## Task requirements
Make an exact copy of the entries, and keep any pictures out of it.

*** Raw data ***

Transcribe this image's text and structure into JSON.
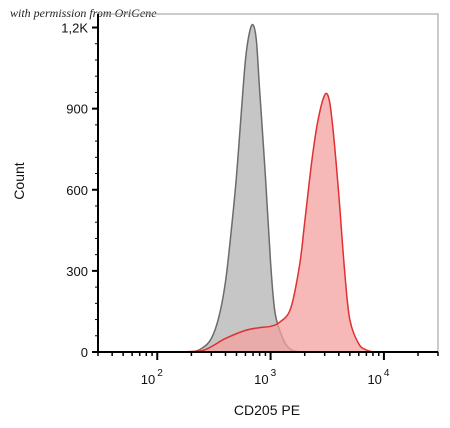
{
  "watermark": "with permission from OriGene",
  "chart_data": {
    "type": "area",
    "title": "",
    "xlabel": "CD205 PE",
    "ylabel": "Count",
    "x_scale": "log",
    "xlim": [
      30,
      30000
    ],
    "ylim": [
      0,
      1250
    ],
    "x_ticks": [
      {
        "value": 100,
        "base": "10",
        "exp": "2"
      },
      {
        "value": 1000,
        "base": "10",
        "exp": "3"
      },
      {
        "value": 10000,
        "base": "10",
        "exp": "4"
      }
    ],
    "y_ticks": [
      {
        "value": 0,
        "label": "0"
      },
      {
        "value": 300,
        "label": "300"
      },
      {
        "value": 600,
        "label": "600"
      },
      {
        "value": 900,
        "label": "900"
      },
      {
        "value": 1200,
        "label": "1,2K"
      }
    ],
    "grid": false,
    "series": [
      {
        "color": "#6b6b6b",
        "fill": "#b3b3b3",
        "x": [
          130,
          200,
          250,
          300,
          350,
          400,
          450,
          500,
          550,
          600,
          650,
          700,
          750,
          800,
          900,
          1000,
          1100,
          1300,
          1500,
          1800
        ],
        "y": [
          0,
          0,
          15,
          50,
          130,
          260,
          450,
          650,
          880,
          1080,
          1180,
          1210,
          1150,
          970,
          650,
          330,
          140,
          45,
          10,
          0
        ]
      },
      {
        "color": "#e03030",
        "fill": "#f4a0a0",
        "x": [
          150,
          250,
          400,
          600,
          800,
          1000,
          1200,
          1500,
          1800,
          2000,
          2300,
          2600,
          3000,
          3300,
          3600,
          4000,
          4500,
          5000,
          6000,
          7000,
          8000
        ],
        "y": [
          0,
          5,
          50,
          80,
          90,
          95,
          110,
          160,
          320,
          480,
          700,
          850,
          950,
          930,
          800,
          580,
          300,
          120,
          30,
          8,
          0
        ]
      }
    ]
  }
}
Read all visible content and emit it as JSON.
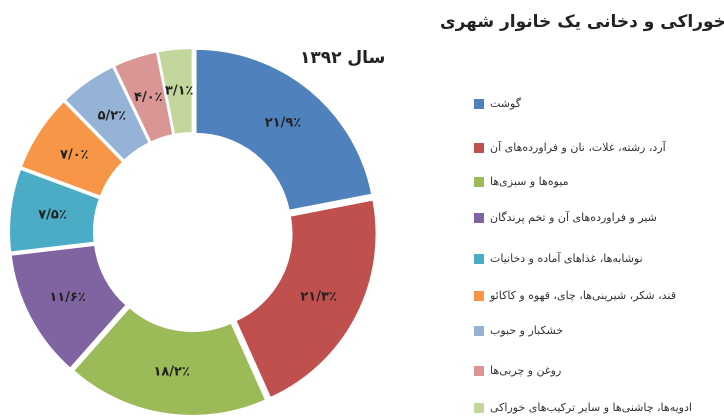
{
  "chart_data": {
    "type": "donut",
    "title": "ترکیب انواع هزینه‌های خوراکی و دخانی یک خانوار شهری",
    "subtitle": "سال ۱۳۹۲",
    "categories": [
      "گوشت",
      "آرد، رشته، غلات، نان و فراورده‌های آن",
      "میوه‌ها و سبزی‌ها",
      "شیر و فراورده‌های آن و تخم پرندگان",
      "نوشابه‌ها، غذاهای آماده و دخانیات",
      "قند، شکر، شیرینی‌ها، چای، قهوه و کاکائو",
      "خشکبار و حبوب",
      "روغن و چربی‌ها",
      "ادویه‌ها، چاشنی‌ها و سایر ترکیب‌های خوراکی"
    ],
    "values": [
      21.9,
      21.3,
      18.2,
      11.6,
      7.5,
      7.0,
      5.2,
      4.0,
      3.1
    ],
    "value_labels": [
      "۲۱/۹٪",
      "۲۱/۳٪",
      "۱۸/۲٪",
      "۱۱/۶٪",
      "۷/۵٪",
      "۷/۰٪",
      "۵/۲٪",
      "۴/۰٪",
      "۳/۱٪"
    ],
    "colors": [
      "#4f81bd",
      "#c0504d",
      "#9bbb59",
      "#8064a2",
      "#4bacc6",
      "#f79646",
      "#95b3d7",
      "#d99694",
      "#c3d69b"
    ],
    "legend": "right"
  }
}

***

## Output below
Transcribe this image's text and structure into JSON.
{
  "watermark": "with permission from OriGene",
  "chart_data": {
    "type": "area",
    "title": "",
    "xlabel": "CD205 PE",
    "ylabel": "Count",
    "x_scale": "log",
    "xlim": [
      30,
      30000
    ],
    "ylim": [
      0,
      1250
    ],
    "x_ticks": [
      {
        "value": 100,
        "base": "10",
        "exp": "2"
      },
      {
        "value": 1000,
        "base": "10",
        "exp": "3"
      },
      {
        "value": 10000,
        "base": "10",
        "exp": "4"
      }
    ],
    "y_ticks": [
      {
        "value": 0,
        "label": "0"
      },
      {
        "value": 300,
        "label": "300"
      },
      {
        "value": 600,
        "label": "600"
      },
      {
        "value": 900,
        "label": "900"
      },
      {
        "value": 1200,
        "label": "1,2K"
      }
    ],
    "grid": false,
    "series": [
      {
        "color": "#6b6b6b",
        "fill": "#b3b3b3",
        "x": [
          130,
          200,
          250,
          300,
          350,
          400,
          450,
          500,
          550,
          600,
          650,
          700,
          750,
          800,
          900,
          1000,
          1100,
          1300,
          1500,
          1800
        ],
        "y": [
          0,
          0,
          15,
          50,
          130,
          260,
          450,
          650,
          880,
          1080,
          1180,
          1210,
          1150,
          970,
          650,
          330,
          140,
          45,
          10,
          0
        ]
      },
      {
        "color": "#e03030",
        "fill": "#f4a0a0",
        "x": [
          150,
          250,
          400,
          600,
          800,
          1000,
          1200,
          1500,
          1800,
          2000,
          2300,
          2600,
          3000,
          3300,
          3600,
          4000,
          4500,
          5000,
          6000,
          7000,
          8000
        ],
        "y": [
          0,
          5,
          50,
          80,
          90,
          95,
          110,
          160,
          320,
          480,
          700,
          850,
          950,
          930,
          800,
          580,
          300,
          120,
          30,
          8,
          0
        ]
      }
    ]
  }
}
Read all visible content and emit it as JSON.
{
  "chart_data": {
    "type": "donut",
    "title": "ترکیب انواع هزینه‌های خوراکی و دخانی یک خانوار شهری",
    "subtitle": "سال ۱۳۹۲",
    "categories": [
      "گوشت",
      "آرد، رشته، غلات، نان و فراورده‌های آن",
      "میوه‌ها و سبزی‌ها",
      "شیر و فراورده‌های آن و تخم پرندگان",
      "نوشابه‌ها، غذاهای آماده و دخانیات",
      "قند، شکر، شیرینی‌ها، چای، قهوه و کاکائو",
      "خشکبار و حبوب",
      "روغن و چربی‌ها",
      "ادویه‌ها، چاشنی‌ها و سایر ترکیب‌های خوراکی"
    ],
    "values": [
      21.9,
      21.3,
      18.2,
      11.6,
      7.5,
      7.0,
      5.2,
      4.0,
      3.1
    ],
    "value_labels": [
      "۲۱/۹٪",
      "۲۱/۳٪",
      "۱۸/۲٪",
      "۱۱/۶٪",
      "۷/۵٪",
      "۷/۰٪",
      "۵/۲٪",
      "۴/۰٪",
      "۳/۱٪"
    ],
    "colors": [
      "#4f81bd",
      "#c0504d",
      "#9bbb59",
      "#8064a2",
      "#4bacc6",
      "#f79646",
      "#95b3d7",
      "#d99694",
      "#c3d69b"
    ],
    "legend": "right"
  }
}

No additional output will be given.